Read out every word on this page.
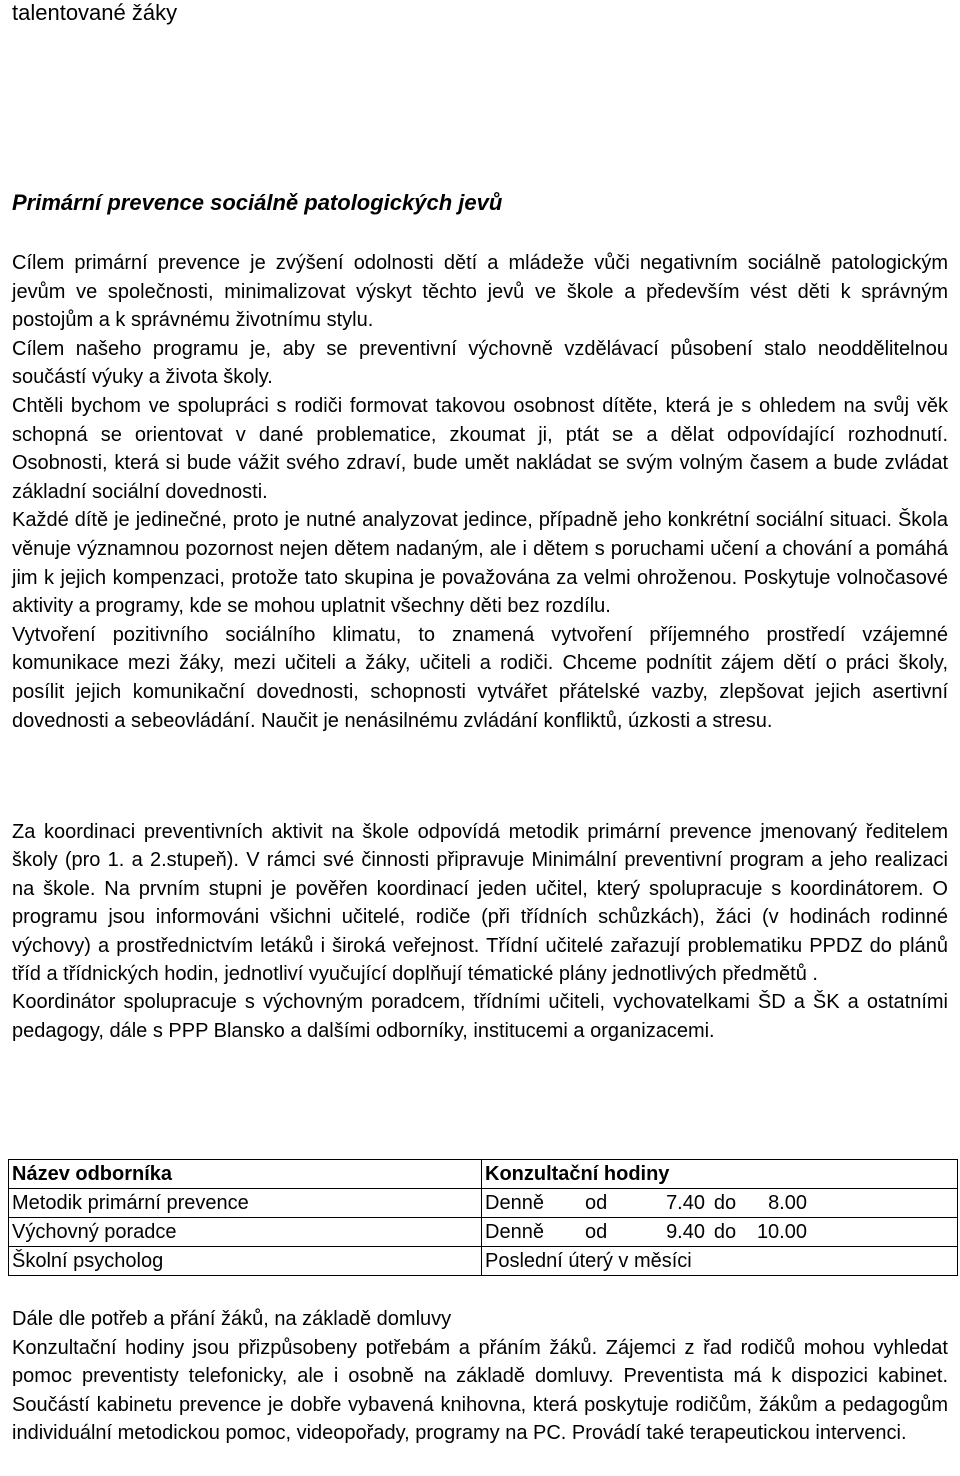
talentované žáky
Primární prevence sociálně patologických jevů

Cílem primární prevence je zvýšení odolnosti dětí a mládeže vůči negativním sociálně patologickým jevům ve společnosti, minimalizovat výskyt těchto jevů ve škole a především vést děti k správným postojům a k správnému životnímu stylu.

Cílem našeho programu je, aby se preventivní výchovně vzdělávací působení stalo neoddělitelnou součástí výuky a života školy.

Chtěli bychom ve spolupráci s rodiči formovat takovou osobnost dítěte, která je s ohledem na svůj věk schopná se orientovat v dané problematice, zkoumat ji, ptát se a dělat odpovídající rozhodnutí. Osobnosti, která si bude vážit svého zdraví, bude umět nakládat se svým volným časem a bude zvládat základní sociální dovednosti.

Každé dítě je jedinečné, proto je nutné analyzovat jedince, případně jeho konkrétní sociální situaci. Škola věnuje významnou pozornost nejen dětem nadaným, ale i dětem s poruchami učení a chování a pomáhá jim k jejich kompenzaci, protože tato skupina je považována za velmi ohroženou. Poskytuje volnočasové aktivity a programy, kde se mohou uplatnit všechny děti bez rozdílu.

Vytvoření pozitivního sociálního klimatu, to znamená vytvoření příjemného prostředí vzájemné komunikace mezi žáky, mezi učiteli a žáky, učiteli a rodiči. Chceme podnítit zájem dětí o práci školy, posílit jejich komunikační dovednosti, schopnosti vytvářet přátelské vazby, zlepšovat jejich asertivní dovednosti a sebeovládání. Naučit je nenásilnému zvládání konfliktů, úzkosti a stresu.

Za koordinaci preventivních aktivit na škole odpovídá metodik primární prevence jmenovaný ředitelem školy (pro 1. a 2.stupeň). V rámci své činnosti připravuje Minimální preventivní program a jeho realizaci na škole. Na prvním stupni je pověřen koordinací jeden učitel, který spolupracuje s koordinátorem. O programu jsou informováni všichni učitelé, rodiče (při třídních schůzkách), žáci (v hodinách rodinné výchovy) a prostřednictvím letáků i široká veřejnost. Třídní učitelé zařazují problematiku PPDZ do plánů tříd a třídnických hodin, jednotliví vyučující doplňují tématické plány jednotlivých předmětů .

Koordinátor spolupracuje s výchovným poradcem, třídními učiteli, vychovatelkami ŠD a ŠK a ostatními pedagogy, dále s PPP Blansko a dalšími odborníky, institucemi a organizacemi.

Název odborníka	Konzultační hodiny
Metodik primární prevence	Denně od 7.40 do 8.00
Výchovný poradce	Denně od 9.40 do 10.00
Školní psycholog	Poslední úterý v měsíci

Dále dle potřeb a přání žáků, na základě domluvy

Konzultační hodiny jsou přizpůsobeny potřebám a přáním žáků. Zájemci z řad rodičů mohou vyhledat pomoc preventisty telefonicky, ale i osobně na základě domluvy. Preventista má k dispozici kabinet. Součástí kabinetu prevence je dobře vybavená knihovna, která poskytuje rodičům, žákům a pedagogům individuální metodickou pomoc, videopořady, programy na PC. Provádí také terapeutickou intervenci.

EXERCISE
Output a faithful copy of the data, with each picture left out.

THE COMPLETED TASK
Read out every word on this page.
talentované žáky
Primární prevence sociálně patologických jevů

Cílem primární prevence je zvýšení odolnosti dětí a mládeže vůči negativním sociálně patologickým jevům ve společnosti, minimalizovat výskyt těchto jevů ve škole a především vést děti k správným postojům a k správnému životnímu stylu.

Cílem našeho programu je, aby se preventivní výchovně vzdělávací působení stalo neoddělitelnou součástí výuky a života školy.

Chtěli bychom ve spolupráci s rodiči formovat takovou osobnost dítěte, která je s ohledem na svůj věk schopná se orientovat v dané problematice, zkoumat ji, ptát se a dělat odpovídající rozhodnutí. Osobnosti, která si bude vážit svého zdraví, bude umět nakládat se svým volným časem a bude zvládat základní sociální dovednosti.

Každé dítě je jedinečné, proto je nutné analyzovat jedince, případně jeho konkrétní sociální situaci. Škola věnuje významnou pozornost nejen dětem nadaným, ale i dětem s poruchami učení a chování a pomáhá jim k jejich kompenzaci, protože tato skupina je považována za velmi ohroženou. Poskytuje volnočasové aktivity a programy, kde se mohou uplatnit všechny děti bez rozdílu.

Vytvoření pozitivního sociálního klimatu, to znamená vytvoření příjemného prostředí vzájemné komunikace mezi žáky, mezi učiteli a žáky, učiteli a rodiči. Chceme podnítit zájem dětí o práci školy, posílit jejich komunikační dovednosti, schopnosti vytvářet přátelské vazby, zlepšovat jejich asertivní dovednosti a sebeovládání. Naučit je nenásilnému zvládání konfliktů, úzkosti a stresu.

Za koordinaci preventivních aktivit na škole odpovídá metodik primární prevence jmenovaný ředitelem školy (pro 1. a 2.stupeň). V rámci své činnosti připravuje Minimální preventivní program a jeho realizaci na škole. Na prvním stupni je pověřen koordinací jeden učitel, který spolupracuje s koordinátorem. O programu jsou informováni všichni učitelé, rodiče (při třídních schůzkách), žáci (v hodinách rodinné výchovy) a prostřednictvím letáků i široká veřejnost. Třídní učitelé zařazují problematiku PPDZ do plánů tříd a třídnických hodin, jednotliví vyučující doplňují tématické plány jednotlivých předmětů .

Koordinátor spolupracuje s výchovným poradcem, třídními učiteli, vychovatelkami ŠD a ŠK a ostatními pedagogy, dále s PPP Blansko a dalšími odborníky, institucemi a organizacemi.

Název odborníka	Konzultační hodiny
Metodik primární prevence	Denně od 7.40 do 8.00
Výchovný poradce	Denně od 9.40 do 10.00
Školní psycholog	Poslední úterý v měsíci

Dále dle potřeb a přání žáků, na základě domluvy

Konzultační hodiny jsou přizpůsobeny potřebám a přáním žáků. Zájemci z řad rodičů mohou vyhledat pomoc preventisty telefonicky, ale i osobně na základě domluvy. Preventista má k dispozici kabinet. Součástí kabinetu prevence je dobře vybavená knihovna, která poskytuje rodičům, žákům a pedagogům individuální metodickou pomoc, videopořady, programy na PC. Provádí také terapeutickou intervenci.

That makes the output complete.